-- START THE DATA --
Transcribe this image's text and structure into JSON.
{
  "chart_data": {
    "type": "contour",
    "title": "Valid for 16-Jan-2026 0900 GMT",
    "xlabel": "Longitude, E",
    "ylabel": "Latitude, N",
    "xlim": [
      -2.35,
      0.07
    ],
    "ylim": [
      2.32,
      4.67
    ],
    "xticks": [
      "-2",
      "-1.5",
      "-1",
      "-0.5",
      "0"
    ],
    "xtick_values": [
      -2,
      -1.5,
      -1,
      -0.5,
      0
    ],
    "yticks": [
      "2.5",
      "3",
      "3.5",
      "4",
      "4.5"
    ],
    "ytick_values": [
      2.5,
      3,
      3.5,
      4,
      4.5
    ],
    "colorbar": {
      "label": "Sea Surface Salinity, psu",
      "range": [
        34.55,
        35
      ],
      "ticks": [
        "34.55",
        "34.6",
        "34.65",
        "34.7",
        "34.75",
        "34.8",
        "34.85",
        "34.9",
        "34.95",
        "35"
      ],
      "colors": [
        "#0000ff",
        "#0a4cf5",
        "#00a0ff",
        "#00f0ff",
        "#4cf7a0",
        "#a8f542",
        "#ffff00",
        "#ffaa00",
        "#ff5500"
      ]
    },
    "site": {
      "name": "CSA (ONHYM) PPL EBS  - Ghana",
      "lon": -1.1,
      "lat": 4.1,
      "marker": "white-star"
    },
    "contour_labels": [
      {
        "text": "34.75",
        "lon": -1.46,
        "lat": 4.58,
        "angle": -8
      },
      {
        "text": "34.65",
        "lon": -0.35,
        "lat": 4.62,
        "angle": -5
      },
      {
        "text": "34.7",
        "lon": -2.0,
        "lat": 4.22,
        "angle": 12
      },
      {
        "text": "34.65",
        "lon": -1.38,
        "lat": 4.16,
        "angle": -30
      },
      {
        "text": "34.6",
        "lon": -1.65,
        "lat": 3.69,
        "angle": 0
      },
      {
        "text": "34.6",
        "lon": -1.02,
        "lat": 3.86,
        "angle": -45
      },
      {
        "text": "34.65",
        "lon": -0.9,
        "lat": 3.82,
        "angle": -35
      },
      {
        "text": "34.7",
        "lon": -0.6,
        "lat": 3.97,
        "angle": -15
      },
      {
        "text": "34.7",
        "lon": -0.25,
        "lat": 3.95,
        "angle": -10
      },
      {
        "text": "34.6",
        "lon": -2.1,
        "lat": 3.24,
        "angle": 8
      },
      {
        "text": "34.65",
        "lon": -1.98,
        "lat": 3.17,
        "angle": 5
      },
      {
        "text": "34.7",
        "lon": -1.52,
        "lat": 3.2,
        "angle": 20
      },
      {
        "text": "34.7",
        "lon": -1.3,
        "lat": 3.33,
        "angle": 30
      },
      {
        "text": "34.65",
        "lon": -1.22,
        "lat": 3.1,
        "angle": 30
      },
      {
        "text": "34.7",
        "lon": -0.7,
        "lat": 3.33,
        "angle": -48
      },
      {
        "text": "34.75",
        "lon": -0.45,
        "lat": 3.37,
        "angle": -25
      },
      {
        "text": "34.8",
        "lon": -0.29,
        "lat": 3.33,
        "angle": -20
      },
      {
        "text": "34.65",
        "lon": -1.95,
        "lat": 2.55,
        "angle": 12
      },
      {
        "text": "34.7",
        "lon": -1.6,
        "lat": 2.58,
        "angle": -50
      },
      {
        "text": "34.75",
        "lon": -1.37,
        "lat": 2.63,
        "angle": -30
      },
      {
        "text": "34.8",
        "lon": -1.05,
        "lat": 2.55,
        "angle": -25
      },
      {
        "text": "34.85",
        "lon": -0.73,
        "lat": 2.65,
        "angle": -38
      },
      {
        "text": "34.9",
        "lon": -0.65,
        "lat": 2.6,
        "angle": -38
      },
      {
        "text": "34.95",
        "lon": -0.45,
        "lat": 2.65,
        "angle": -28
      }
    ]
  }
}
-- END THE DATA --
◆ DESCRIPTION OF THE TASK ◆
From the listing above, extract all records word for word.

◆ TASK OUTPUT ◆
Transcribe this image's text and structure into JSON.
{
  "chart_data": {
    "type": "contour",
    "title": "Valid for 16-Jan-2026 0900 GMT",
    "xlabel": "Longitude, E",
    "ylabel": "Latitude, N",
    "xlim": [
      -2.35,
      0.07
    ],
    "ylim": [
      2.32,
      4.67
    ],
    "xticks": [
      "-2",
      "-1.5",
      "-1",
      "-0.5",
      "0"
    ],
    "xtick_values": [
      -2,
      -1.5,
      -1,
      -0.5,
      0
    ],
    "yticks": [
      "2.5",
      "3",
      "3.5",
      "4",
      "4.5"
    ],
    "ytick_values": [
      2.5,
      3,
      3.5,
      4,
      4.5
    ],
    "colorbar": {
      "label": "Sea Surface Salinity, psu",
      "range": [
        34.55,
        35
      ],
      "ticks": [
        "34.55",
        "34.6",
        "34.65",
        "34.7",
        "34.75",
        "34.8",
        "34.85",
        "34.9",
        "34.95",
        "35"
      ],
      "colors": [
        "#0000ff",
        "#0a4cf5",
        "#00a0ff",
        "#00f0ff",
        "#4cf7a0",
        "#a8f542",
        "#ffff00",
        "#ffaa00",
        "#ff5500"
      ]
    },
    "site": {
      "name": "CSA (ONHYM) PPL EBS  - Ghana",
      "lon": -1.1,
      "lat": 4.1,
      "marker": "white-star"
    },
    "contour_labels": [
      {
        "text": "34.75",
        "lon": -1.46,
        "lat": 4.58,
        "angle": -8
      },
      {
        "text": "34.65",
        "lon": -0.35,
        "lat": 4.62,
        "angle": -5
      },
      {
        "text": "34.7",
        "lon": -2.0,
        "lat": 4.22,
        "angle": 12
      },
      {
        "text": "34.65",
        "lon": -1.38,
        "lat": 4.16,
        "angle": -30
      },
      {
        "text": "34.6",
        "lon": -1.65,
        "lat": 3.69,
        "angle": 0
      },
      {
        "text": "34.6",
        "lon": -1.02,
        "lat": 3.86,
        "angle": -45
      },
      {
        "text": "34.65",
        "lon": -0.9,
        "lat": 3.82,
        "angle": -35
      },
      {
        "text": "34.7",
        "lon": -0.6,
        "lat": 3.97,
        "angle": -15
      },
      {
        "text": "34.7",
        "lon": -0.25,
        "lat": 3.95,
        "angle": -10
      },
      {
        "text": "34.6",
        "lon": -2.1,
        "lat": 3.24,
        "angle": 8
      },
      {
        "text": "34.65",
        "lon": -1.98,
        "lat": 3.17,
        "angle": 5
      },
      {
        "text": "34.7",
        "lon": -1.52,
        "lat": 3.2,
        "angle": 20
      },
      {
        "text": "34.7",
        "lon": -1.3,
        "lat": 3.33,
        "angle": 30
      },
      {
        "text": "34.65",
        "lon": -1.22,
        "lat": 3.1,
        "angle": 30
      },
      {
        "text": "34.7",
        "lon": -0.7,
        "lat": 3.33,
        "angle": -48
      },
      {
        "text": "34.75",
        "lon": -0.45,
        "lat": 3.37,
        "angle": -25
      },
      {
        "text": "34.8",
        "lon": -0.29,
        "lat": 3.33,
        "angle": -20
      },
      {
        "text": "34.65",
        "lon": -1.95,
        "lat": 2.55,
        "angle": 12
      },
      {
        "text": "34.7",
        "lon": -1.6,
        "lat": 2.58,
        "angle": -50
      },
      {
        "text": "34.75",
        "lon": -1.37,
        "lat": 2.63,
        "angle": -30
      },
      {
        "text": "34.8",
        "lon": -1.05,
        "lat": 2.55,
        "angle": -25
      },
      {
        "text": "34.85",
        "lon": -0.73,
        "lat": 2.65,
        "angle": -38
      },
      {
        "text": "34.9",
        "lon": -0.65,
        "lat": 2.6,
        "angle": -38
      },
      {
        "text": "34.95",
        "lon": -0.45,
        "lat": 2.65,
        "angle": -28
      }
    ]
  }
}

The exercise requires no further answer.